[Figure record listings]
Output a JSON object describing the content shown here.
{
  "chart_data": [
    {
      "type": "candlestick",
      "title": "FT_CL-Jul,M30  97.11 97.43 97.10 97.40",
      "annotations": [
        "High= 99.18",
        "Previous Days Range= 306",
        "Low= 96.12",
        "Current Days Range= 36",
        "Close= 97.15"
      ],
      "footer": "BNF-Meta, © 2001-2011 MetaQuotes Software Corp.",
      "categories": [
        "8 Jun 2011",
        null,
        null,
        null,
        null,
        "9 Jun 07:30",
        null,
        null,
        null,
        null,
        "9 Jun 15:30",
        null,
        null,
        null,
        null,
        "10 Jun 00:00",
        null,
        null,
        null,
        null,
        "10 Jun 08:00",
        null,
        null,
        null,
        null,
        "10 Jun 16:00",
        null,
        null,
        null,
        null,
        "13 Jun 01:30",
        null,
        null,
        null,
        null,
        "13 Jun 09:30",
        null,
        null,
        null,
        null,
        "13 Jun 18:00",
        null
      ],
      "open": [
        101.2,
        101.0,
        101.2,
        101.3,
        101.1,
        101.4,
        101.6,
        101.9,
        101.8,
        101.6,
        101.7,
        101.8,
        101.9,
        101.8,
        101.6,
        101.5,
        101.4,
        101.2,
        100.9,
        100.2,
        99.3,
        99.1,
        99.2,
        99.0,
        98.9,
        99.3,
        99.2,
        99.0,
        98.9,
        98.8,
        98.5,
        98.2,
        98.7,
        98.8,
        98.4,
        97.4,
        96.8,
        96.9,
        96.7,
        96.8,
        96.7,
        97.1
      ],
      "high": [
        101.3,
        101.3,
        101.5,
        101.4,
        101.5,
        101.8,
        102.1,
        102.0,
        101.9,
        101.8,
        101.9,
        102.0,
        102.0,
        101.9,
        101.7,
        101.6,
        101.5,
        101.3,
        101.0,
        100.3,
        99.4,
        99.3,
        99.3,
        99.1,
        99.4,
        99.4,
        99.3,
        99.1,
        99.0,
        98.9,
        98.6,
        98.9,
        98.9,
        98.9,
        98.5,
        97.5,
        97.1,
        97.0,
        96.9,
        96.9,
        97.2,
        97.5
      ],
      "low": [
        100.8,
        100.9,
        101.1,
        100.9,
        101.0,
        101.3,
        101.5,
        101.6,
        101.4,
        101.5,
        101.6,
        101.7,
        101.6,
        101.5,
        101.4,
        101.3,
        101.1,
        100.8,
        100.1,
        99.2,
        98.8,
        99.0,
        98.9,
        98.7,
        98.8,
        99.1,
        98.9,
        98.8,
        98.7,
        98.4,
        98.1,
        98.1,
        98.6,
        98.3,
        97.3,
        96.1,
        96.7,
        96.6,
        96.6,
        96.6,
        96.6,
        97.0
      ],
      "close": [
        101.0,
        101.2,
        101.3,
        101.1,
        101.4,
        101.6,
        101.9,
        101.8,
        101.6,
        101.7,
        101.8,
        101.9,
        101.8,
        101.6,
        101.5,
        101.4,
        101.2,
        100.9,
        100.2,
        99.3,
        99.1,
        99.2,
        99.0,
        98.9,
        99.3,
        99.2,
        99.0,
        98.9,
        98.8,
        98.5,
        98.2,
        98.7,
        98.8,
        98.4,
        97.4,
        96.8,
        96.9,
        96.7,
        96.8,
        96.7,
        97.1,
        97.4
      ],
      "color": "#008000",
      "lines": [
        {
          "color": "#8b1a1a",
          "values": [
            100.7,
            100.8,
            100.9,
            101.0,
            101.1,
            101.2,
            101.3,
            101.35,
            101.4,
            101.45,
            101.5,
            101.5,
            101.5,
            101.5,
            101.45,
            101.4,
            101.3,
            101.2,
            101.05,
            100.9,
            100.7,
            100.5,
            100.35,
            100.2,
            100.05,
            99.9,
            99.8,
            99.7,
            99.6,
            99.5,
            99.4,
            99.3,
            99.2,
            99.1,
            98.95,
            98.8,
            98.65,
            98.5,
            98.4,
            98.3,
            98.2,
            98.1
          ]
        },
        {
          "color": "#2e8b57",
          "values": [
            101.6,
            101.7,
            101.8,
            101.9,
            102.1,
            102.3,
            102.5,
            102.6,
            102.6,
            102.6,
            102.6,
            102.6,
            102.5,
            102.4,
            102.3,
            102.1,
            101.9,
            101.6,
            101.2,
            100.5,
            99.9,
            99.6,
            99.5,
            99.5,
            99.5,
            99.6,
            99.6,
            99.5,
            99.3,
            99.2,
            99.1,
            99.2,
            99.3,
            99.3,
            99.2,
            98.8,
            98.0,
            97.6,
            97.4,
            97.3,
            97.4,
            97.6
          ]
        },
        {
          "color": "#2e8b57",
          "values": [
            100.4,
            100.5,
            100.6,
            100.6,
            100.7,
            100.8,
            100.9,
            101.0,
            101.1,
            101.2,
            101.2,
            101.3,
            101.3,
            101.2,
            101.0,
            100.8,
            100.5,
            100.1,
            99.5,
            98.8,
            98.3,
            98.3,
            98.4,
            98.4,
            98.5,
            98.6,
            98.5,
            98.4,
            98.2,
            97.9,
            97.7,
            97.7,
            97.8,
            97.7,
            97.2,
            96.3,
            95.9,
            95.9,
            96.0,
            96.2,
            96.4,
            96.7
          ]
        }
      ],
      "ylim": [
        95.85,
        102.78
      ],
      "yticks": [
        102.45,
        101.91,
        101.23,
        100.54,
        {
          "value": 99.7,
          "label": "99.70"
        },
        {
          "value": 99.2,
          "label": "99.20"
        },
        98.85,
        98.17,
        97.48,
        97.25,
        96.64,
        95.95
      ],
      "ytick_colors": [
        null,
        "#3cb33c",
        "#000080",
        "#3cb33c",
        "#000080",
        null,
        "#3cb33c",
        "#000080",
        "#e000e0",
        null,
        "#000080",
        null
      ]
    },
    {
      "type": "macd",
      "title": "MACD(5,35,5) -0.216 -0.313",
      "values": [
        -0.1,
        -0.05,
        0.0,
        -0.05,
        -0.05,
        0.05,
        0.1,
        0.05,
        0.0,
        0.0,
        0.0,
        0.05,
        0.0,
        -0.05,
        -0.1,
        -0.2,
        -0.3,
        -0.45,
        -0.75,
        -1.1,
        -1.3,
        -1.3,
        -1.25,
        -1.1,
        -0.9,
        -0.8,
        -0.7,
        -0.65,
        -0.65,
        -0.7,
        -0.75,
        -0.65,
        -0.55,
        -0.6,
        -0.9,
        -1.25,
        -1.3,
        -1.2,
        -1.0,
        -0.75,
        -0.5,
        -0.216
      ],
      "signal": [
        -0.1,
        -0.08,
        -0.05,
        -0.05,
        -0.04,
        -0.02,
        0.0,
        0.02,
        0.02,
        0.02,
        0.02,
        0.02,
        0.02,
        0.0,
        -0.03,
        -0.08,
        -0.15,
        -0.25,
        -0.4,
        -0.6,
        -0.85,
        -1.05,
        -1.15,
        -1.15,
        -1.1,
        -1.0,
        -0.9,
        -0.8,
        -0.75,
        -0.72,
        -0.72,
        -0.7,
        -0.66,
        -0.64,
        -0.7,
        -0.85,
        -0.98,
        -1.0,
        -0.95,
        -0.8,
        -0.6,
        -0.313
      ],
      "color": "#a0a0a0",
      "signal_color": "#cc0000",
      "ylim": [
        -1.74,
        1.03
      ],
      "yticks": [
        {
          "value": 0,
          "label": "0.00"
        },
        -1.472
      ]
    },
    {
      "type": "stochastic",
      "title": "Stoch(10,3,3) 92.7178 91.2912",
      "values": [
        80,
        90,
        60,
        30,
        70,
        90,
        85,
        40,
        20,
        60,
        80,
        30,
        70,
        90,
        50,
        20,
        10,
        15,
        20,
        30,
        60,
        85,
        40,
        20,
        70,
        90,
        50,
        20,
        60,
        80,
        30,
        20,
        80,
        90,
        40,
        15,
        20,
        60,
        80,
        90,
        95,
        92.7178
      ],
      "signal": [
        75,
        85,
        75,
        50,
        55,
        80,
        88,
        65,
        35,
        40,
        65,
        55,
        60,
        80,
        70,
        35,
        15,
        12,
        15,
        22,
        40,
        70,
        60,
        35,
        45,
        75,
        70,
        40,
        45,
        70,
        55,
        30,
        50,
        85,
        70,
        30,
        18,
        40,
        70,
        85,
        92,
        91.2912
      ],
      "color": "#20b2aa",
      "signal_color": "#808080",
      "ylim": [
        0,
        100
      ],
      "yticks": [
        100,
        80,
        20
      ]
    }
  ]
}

WHAT TO PRODUCE ->
Gather, from the listing above, every line carrying the word "Range".

COMPLETE OUTPUT ->
        "Previous Days Range= 306",
        "Current Days Range= 36",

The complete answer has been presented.